Given problem ->
Repeat each record exactly. Any picture gets left out.

Materials provided ->
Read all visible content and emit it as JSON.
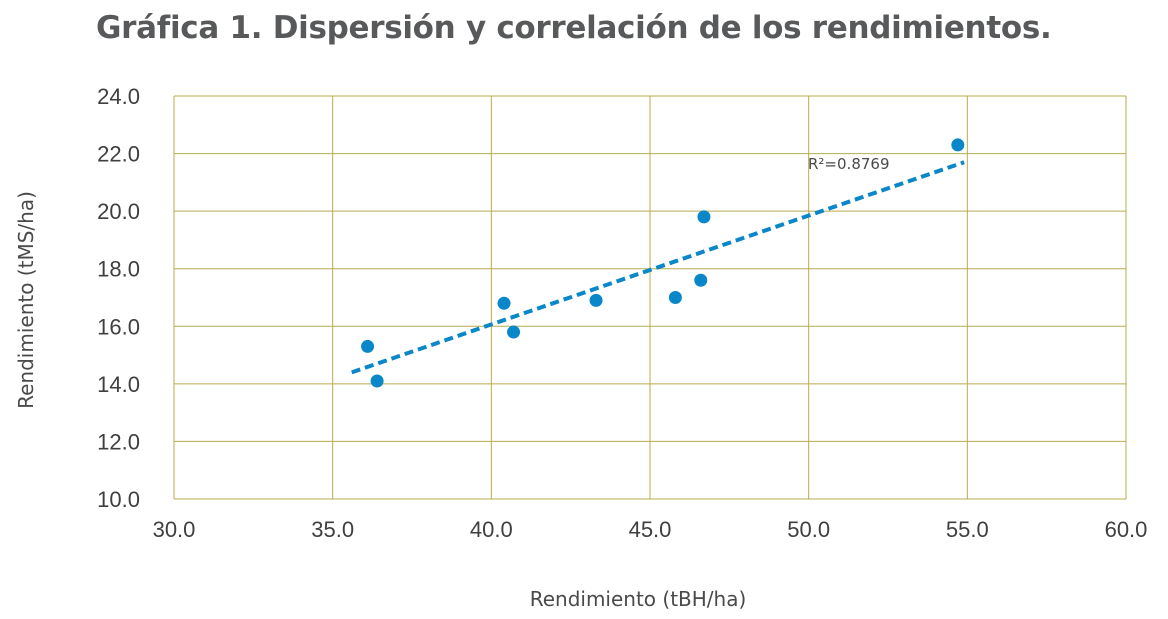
{
  "chart_data": {
    "type": "scatter",
    "title": "Gráfica 1. Dispersión y correlación de los rendimientos.",
    "xlabel": "Rendimiento (tBH/ha)",
    "ylabel": "Rendimiento (tMS/ha)",
    "xlim": [
      30,
      60
    ],
    "ylim": [
      10,
      24
    ],
    "x_ticks": [
      "30.0",
      "35.0",
      "40.0",
      "45.0",
      "50.0",
      "55.0",
      "60.0"
    ],
    "y_ticks": [
      "10.0",
      "12.0",
      "14.0",
      "16.0",
      "18.0",
      "20.0",
      "22.0",
      "24.0"
    ],
    "grid": true,
    "points": [
      {
        "x": 36.1,
        "y": 15.3
      },
      {
        "x": 36.4,
        "y": 14.1
      },
      {
        "x": 40.4,
        "y": 16.8
      },
      {
        "x": 40.7,
        "y": 15.8
      },
      {
        "x": 43.3,
        "y": 16.9
      },
      {
        "x": 45.8,
        "y": 17.0
      },
      {
        "x": 46.6,
        "y": 17.6
      },
      {
        "x": 46.7,
        "y": 19.8
      },
      {
        "x": 54.7,
        "y": 22.3
      }
    ],
    "trendline": {
      "x": [
        35.6,
        54.9
      ],
      "y": [
        14.4,
        21.7
      ],
      "style": "dashed"
    },
    "annotation": "R²=0.8769",
    "colors": {
      "points": "#0a87c9",
      "trendline": "#0a87c9",
      "grid": "#b8ab4e"
    }
  }
}
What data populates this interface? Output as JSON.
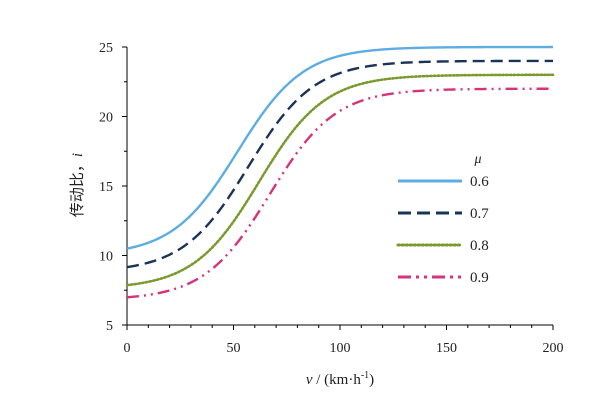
{
  "chart_data": {
    "type": "line",
    "title": "",
    "xlabel_var": "v",
    "xlabel_unit": " / (km·h",
    "xlabel_exp": "-1",
    "xlabel_close": ")",
    "ylabel_text": "传动比，",
    "ylabel_var": "i",
    "xlim": [
      0,
      200
    ],
    "ylim": [
      5,
      25
    ],
    "x_ticks": [
      0,
      50,
      100,
      150,
      200
    ],
    "y_ticks": [
      5,
      10,
      15,
      20,
      25
    ],
    "legend_title": "μ",
    "legend_position": "right",
    "series": [
      {
        "name": "0.6",
        "color": "#5DADE2",
        "style": "solid",
        "i_min": 10.0,
        "i_max": 25.0,
        "midpoint": 52,
        "steepness": 0.065
      },
      {
        "name": "0.7",
        "color": "#1B3358",
        "style": "dashed",
        "i_min": 8.8,
        "i_max": 24.0,
        "midpoint": 57,
        "steepness": 0.065
      },
      {
        "name": "0.8",
        "color": "#7A9A2E",
        "style": "dotted",
        "i_min": 7.6,
        "i_max": 23.0,
        "midpoint": 62,
        "steepness": 0.065
      },
      {
        "name": "0.9",
        "color": "#D6337A",
        "style": "dashdot",
        "i_min": 6.8,
        "i_max": 22.0,
        "midpoint": 67,
        "steepness": 0.065
      }
    ]
  }
}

The solution ->
Read all visible content and emit it as JSON.
{
  "chart_data": {
    "type": "scatter",
    "title": "Gráfica 1. Dispersión y correlación de los rendimientos.",
    "xlabel": "Rendimiento (tBH/ha)",
    "ylabel": "Rendimiento (tMS/ha)",
    "xlim": [
      30,
      60
    ],
    "ylim": [
      10,
      24
    ],
    "x_ticks": [
      "30.0",
      "35.0",
      "40.0",
      "45.0",
      "50.0",
      "55.0",
      "60.0"
    ],
    "y_ticks": [
      "10.0",
      "12.0",
      "14.0",
      "16.0",
      "18.0",
      "20.0",
      "22.0",
      "24.0"
    ],
    "grid": true,
    "points": [
      {
        "x": 36.1,
        "y": 15.3
      },
      {
        "x": 36.4,
        "y": 14.1
      },
      {
        "x": 40.4,
        "y": 16.8
      },
      {
        "x": 40.7,
        "y": 15.8
      },
      {
        "x": 43.3,
        "y": 16.9
      },
      {
        "x": 45.8,
        "y": 17.0
      },
      {
        "x": 46.6,
        "y": 17.6
      },
      {
        "x": 46.7,
        "y": 19.8
      },
      {
        "x": 54.7,
        "y": 22.3
      }
    ],
    "trendline": {
      "x": [
        35.6,
        54.9
      ],
      "y": [
        14.4,
        21.7
      ],
      "style": "dashed"
    },
    "annotation": "R²=0.8769",
    "colors": {
      "points": "#0a87c9",
      "trendline": "#0a87c9",
      "grid": "#b8ab4e"
    }
  }
}
What data populates this interface? Output as JSON.
{
  "chart_data": {
    "type": "line",
    "title": "",
    "xlabel_var": "v",
    "xlabel_unit": " / (km·h",
    "xlabel_exp": "-1",
    "xlabel_close": ")",
    "ylabel_text": "传动比，",
    "ylabel_var": "i",
    "xlim": [
      0,
      200
    ],
    "ylim": [
      5,
      25
    ],
    "x_ticks": [
      0,
      50,
      100,
      150,
      200
    ],
    "y_ticks": [
      5,
      10,
      15,
      20,
      25
    ],
    "legend_title": "μ",
    "legend_position": "right",
    "series": [
      {
        "name": "0.6",
        "color": "#5DADE2",
        "style": "solid",
        "i_min": 10.0,
        "i_max": 25.0,
        "midpoint": 52,
        "steepness": 0.065
      },
      {
        "name": "0.7",
        "color": "#1B3358",
        "style": "dashed",
        "i_min": 8.8,
        "i_max": 24.0,
        "midpoint": 57,
        "steepness": 0.065
      },
      {
        "name": "0.8",
        "color": "#7A9A2E",
        "style": "dotted",
        "i_min": 7.6,
        "i_max": 23.0,
        "midpoint": 62,
        "steepness": 0.065
      },
      {
        "name": "0.9",
        "color": "#D6337A",
        "style": "dashdot",
        "i_min": 6.8,
        "i_max": 22.0,
        "midpoint": 67,
        "steepness": 0.065
      }
    ]
  }
}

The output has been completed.